Data entries for graphics
'''

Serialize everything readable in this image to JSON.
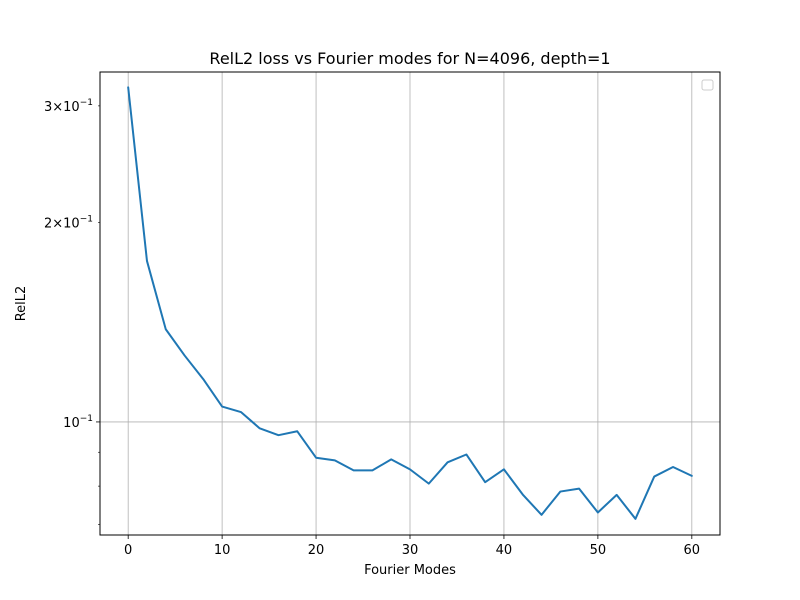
{
  "chart_data": {
    "type": "line",
    "title": "RelL2 loss vs Fourier modes for N=4096, depth=1",
    "xlabel": "Fourier Modes",
    "ylabel": "RelL2",
    "yscale": "log",
    "xlim": [
      -3,
      63
    ],
    "ylim": [
      0.0675,
      0.3375
    ],
    "x_ticks": [
      0,
      10,
      20,
      30,
      40,
      50,
      60
    ],
    "x_tick_labels": [
      "0",
      "10",
      "20",
      "30",
      "40",
      "50",
      "60"
    ],
    "y_major_ticks": [
      0.1
    ],
    "y_labeled_minor_ticks": [
      0.2,
      0.3
    ],
    "y_unlabeled_minor_ticks": [
      0.07,
      0.08,
      0.09
    ],
    "y_tick_labels": [
      {
        "value": 0.1,
        "base": "10",
        "exp": "−1",
        "mantissa": ""
      },
      {
        "value": 0.2,
        "base": "10",
        "exp": "−1",
        "mantissa": "2×"
      },
      {
        "value": 0.3,
        "base": "10",
        "exp": "−1",
        "mantissa": "3×"
      }
    ],
    "grid": "x-major and y-major",
    "legend": {
      "placement": "upper-right",
      "entries": []
    },
    "series": [
      {
        "color": "#1f77b4",
        "x": [
          0,
          2,
          4,
          6,
          8,
          10,
          12,
          14,
          16,
          18,
          20,
          22,
          24,
          26,
          28,
          30,
          32,
          34,
          36,
          38,
          40,
          42,
          44,
          46,
          48,
          50,
          52,
          54,
          56,
          58,
          60
        ],
        "y": [
          0.32,
          0.175,
          0.138,
          0.126,
          0.116,
          0.1055,
          0.1035,
          0.0978,
          0.0955,
          0.0968,
          0.0883,
          0.0875,
          0.0845,
          0.0845,
          0.0878,
          0.0848,
          0.0807,
          0.0869,
          0.0893,
          0.0811,
          0.0848,
          0.0777,
          0.0724,
          0.0785,
          0.0793,
          0.073,
          0.0776,
          0.0714,
          0.0827,
          0.0855,
          0.0829
        ]
      }
    ]
  }
}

'''

> [Stated task] Leave out the pictures, and give all the records again exactly.

> [Expected output]
Serialize everything readable in this image to JSON.
{
  "chart_data": {
    "type": "line",
    "title": "RelL2 loss vs Fourier modes for N=4096, depth=1",
    "xlabel": "Fourier Modes",
    "ylabel": "RelL2",
    "yscale": "log",
    "xlim": [
      -3,
      63
    ],
    "ylim": [
      0.0675,
      0.3375
    ],
    "x_ticks": [
      0,
      10,
      20,
      30,
      40,
      50,
      60
    ],
    "x_tick_labels": [
      "0",
      "10",
      "20",
      "30",
      "40",
      "50",
      "60"
    ],
    "y_major_ticks": [
      0.1
    ],
    "y_labeled_minor_ticks": [
      0.2,
      0.3
    ],
    "y_unlabeled_minor_ticks": [
      0.07,
      0.08,
      0.09
    ],
    "y_tick_labels": [
      {
        "value": 0.1,
        "base": "10",
        "exp": "−1",
        "mantissa": ""
      },
      {
        "value": 0.2,
        "base": "10",
        "exp": "−1",
        "mantissa": "2×"
      },
      {
        "value": 0.3,
        "base": "10",
        "exp": "−1",
        "mantissa": "3×"
      }
    ],
    "grid": "x-major and y-major",
    "legend": {
      "placement": "upper-right",
      "entries": []
    },
    "series": [
      {
        "color": "#1f77b4",
        "x": [
          0,
          2,
          4,
          6,
          8,
          10,
          12,
          14,
          16,
          18,
          20,
          22,
          24,
          26,
          28,
          30,
          32,
          34,
          36,
          38,
          40,
          42,
          44,
          46,
          48,
          50,
          52,
          54,
          56,
          58,
          60
        ],
        "y": [
          0.32,
          0.175,
          0.138,
          0.126,
          0.116,
          0.1055,
          0.1035,
          0.0978,
          0.0955,
          0.0968,
          0.0883,
          0.0875,
          0.0845,
          0.0845,
          0.0878,
          0.0848,
          0.0807,
          0.0869,
          0.0893,
          0.0811,
          0.0848,
          0.0777,
          0.0724,
          0.0785,
          0.0793,
          0.073,
          0.0776,
          0.0714,
          0.0827,
          0.0855,
          0.0829
        ]
      }
    ]
  }
}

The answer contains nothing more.